_Task objective_: From the listing that follows, output everything exactly except the pictures.
+++ Exercise data +++
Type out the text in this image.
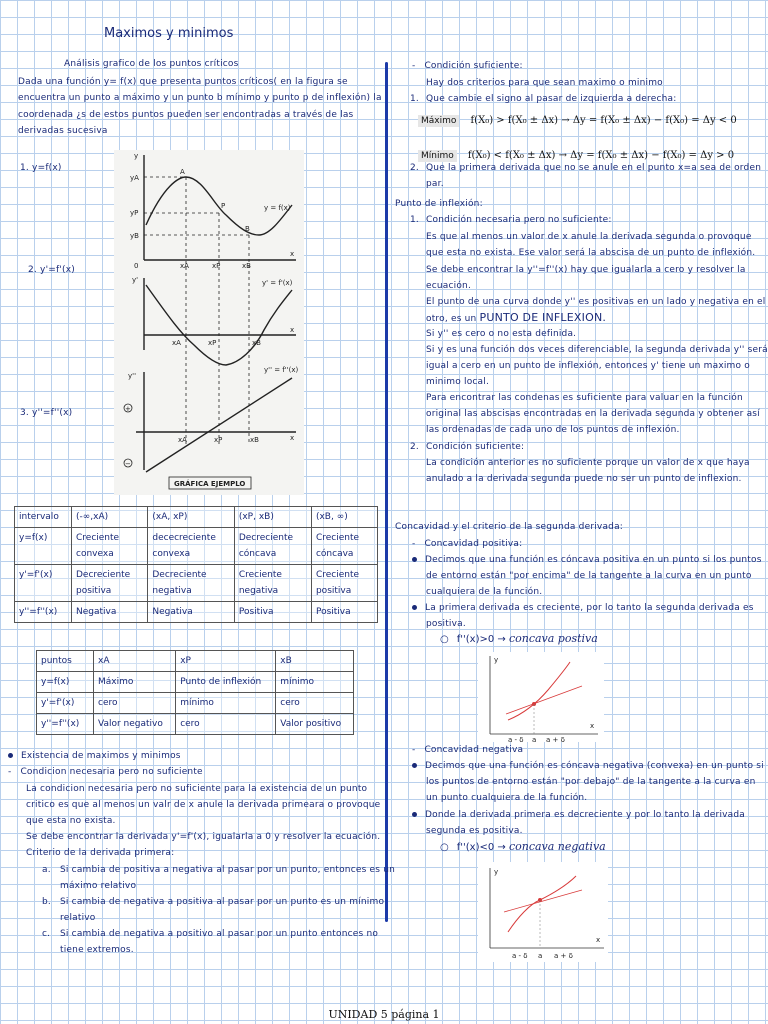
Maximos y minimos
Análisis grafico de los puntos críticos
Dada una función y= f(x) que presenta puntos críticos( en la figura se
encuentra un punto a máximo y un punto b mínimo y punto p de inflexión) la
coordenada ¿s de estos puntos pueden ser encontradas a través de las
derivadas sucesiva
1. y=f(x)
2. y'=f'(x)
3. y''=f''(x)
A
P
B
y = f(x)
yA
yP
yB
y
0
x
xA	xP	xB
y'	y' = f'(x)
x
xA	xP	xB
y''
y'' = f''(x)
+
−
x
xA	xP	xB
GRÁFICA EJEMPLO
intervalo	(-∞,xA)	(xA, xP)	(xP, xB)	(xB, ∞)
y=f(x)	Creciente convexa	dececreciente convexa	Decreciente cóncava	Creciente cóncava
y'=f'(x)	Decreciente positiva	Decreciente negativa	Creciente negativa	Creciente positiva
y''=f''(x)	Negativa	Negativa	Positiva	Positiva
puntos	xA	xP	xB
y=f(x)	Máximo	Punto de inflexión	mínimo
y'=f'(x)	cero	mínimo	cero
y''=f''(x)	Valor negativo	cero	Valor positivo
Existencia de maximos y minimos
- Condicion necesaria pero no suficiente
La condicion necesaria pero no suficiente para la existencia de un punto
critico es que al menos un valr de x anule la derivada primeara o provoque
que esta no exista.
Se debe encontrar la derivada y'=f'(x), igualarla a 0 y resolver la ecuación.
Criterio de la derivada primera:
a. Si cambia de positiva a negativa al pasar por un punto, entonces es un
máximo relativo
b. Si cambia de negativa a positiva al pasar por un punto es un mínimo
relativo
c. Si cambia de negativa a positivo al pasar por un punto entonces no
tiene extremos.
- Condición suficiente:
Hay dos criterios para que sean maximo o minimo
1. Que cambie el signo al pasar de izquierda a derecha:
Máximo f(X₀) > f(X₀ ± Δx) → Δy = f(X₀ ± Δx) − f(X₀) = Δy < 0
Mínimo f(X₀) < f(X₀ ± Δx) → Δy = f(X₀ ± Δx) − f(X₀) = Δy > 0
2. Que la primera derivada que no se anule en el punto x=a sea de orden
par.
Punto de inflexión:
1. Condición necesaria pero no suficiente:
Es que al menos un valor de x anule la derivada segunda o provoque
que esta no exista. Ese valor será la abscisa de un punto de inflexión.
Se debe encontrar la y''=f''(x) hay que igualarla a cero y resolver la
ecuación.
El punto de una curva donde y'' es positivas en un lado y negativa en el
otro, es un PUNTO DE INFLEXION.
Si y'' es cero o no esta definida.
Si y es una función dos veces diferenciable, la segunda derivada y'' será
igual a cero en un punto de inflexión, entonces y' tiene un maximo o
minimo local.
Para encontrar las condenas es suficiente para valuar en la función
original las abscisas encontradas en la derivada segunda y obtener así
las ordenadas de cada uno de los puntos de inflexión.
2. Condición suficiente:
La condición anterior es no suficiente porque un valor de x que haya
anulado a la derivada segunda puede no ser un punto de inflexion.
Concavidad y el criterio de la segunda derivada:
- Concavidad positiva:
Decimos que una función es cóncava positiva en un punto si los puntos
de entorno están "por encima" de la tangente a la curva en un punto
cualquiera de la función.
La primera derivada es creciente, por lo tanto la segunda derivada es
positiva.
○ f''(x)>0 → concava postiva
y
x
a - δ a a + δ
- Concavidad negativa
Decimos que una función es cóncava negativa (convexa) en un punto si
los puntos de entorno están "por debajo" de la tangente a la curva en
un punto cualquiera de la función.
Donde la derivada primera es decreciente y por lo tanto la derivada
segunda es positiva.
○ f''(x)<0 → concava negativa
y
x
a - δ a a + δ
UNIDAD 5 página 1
+++
_Answer to this exercise_:
Type out the text in this image.
Maximos y minimos
Análisis grafico de los puntos críticos
Dada una función y= f(x) que presenta puntos críticos( en la figura se
encuentra un punto a máximo y un punto b mínimo y punto p de inflexión) la
coordenada ¿s de estos puntos pueden ser encontradas a través de las
derivadas sucesiva
1. y=f(x)
2. y'=f'(x)
3. y''=f''(x)
A
P
B
y = f(x)
yA
yP
yB
y
0
x
xA	xP	xB
y'	y' = f'(x)
x
xA	xP	xB
y''
y'' = f''(x)
+
−
x
xA	xP	xB
GRÁFICA EJEMPLO
intervalo	(-∞,xA)	(xA, xP)	(xP, xB)	(xB, ∞)
y=f(x)	Creciente convexa	dececreciente convexa	Decreciente cóncava	Creciente cóncava
y'=f'(x)	Decreciente positiva	Decreciente negativa	Creciente negativa	Creciente positiva
y''=f''(x)	Negativa	Negativa	Positiva	Positiva
puntos	xA	xP	xB
y=f(x)	Máximo	Punto de inflexión	mínimo
y'=f'(x)	cero	mínimo	cero
y''=f''(x)	Valor negativo	cero	Valor positivo
Existencia de maximos y minimos
- Condicion necesaria pero no suficiente
La condicion necesaria pero no suficiente para la existencia de un punto
critico es que al menos un valr de x anule la derivada primeara o provoque
que esta no exista.
Se debe encontrar la derivada y'=f'(x), igualarla a 0 y resolver la ecuación.
Criterio de la derivada primera:
a. Si cambia de positiva a negativa al pasar por un punto, entonces es un
máximo relativo
b. Si cambia de negativa a positiva al pasar por un punto es un mínimo
relativo
c. Si cambia de negativa a positivo al pasar por un punto entonces no
tiene extremos.
- Condición suficiente:
Hay dos criterios para que sean maximo o minimo
1. Que cambie el signo al pasar de izquierda a derecha:
Máximo f(X₀) > f(X₀ ± Δx) → Δy = f(X₀ ± Δx) − f(X₀) = Δy < 0
Mínimo f(X₀) < f(X₀ ± Δx) → Δy = f(X₀ ± Δx) − f(X₀) = Δy > 0
2. Que la primera derivada que no se anule en el punto x=a sea de orden
par.
Punto de inflexión:
1. Condición necesaria pero no suficiente:
Es que al menos un valor de x anule la derivada segunda o provoque
que esta no exista. Ese valor será la abscisa de un punto de inflexión.
Se debe encontrar la y''=f''(x) hay que igualarla a cero y resolver la
ecuación.
El punto de una curva donde y'' es positivas en un lado y negativa en el
otro, es un PUNTO DE INFLEXION.
Si y'' es cero o no esta definida.
Si y es una función dos veces diferenciable, la segunda derivada y'' será
igual a cero en un punto de inflexión, entonces y' tiene un maximo o
minimo local.
Para encontrar las condenas es suficiente para valuar en la función
original las abscisas encontradas en la derivada segunda y obtener así
las ordenadas de cada uno de los puntos de inflexión.
2. Condición suficiente:
La condición anterior es no suficiente porque un valor de x que haya
anulado a la derivada segunda puede no ser un punto de inflexion.
Concavidad y el criterio de la segunda derivada:
- Concavidad positiva:
Decimos que una función es cóncava positiva en un punto si los puntos
de entorno están "por encima" de la tangente a la curva en un punto
cualquiera de la función.
La primera derivada es creciente, por lo tanto la segunda derivada es
positiva.
○ f''(x)>0 → concava postiva
y
x
a - δ a a + δ
- Concavidad negativa
Decimos que una función es cóncava negativa (convexa) en un punto si
los puntos de entorno están "por debajo" de la tangente a la curva en
un punto cualquiera de la función.
Donde la derivada primera es decreciente y por lo tanto la derivada
segunda es positiva.
○ f''(x)<0 → concava negativa
y
x
a - δ a a + δ
UNIDAD 5 página 1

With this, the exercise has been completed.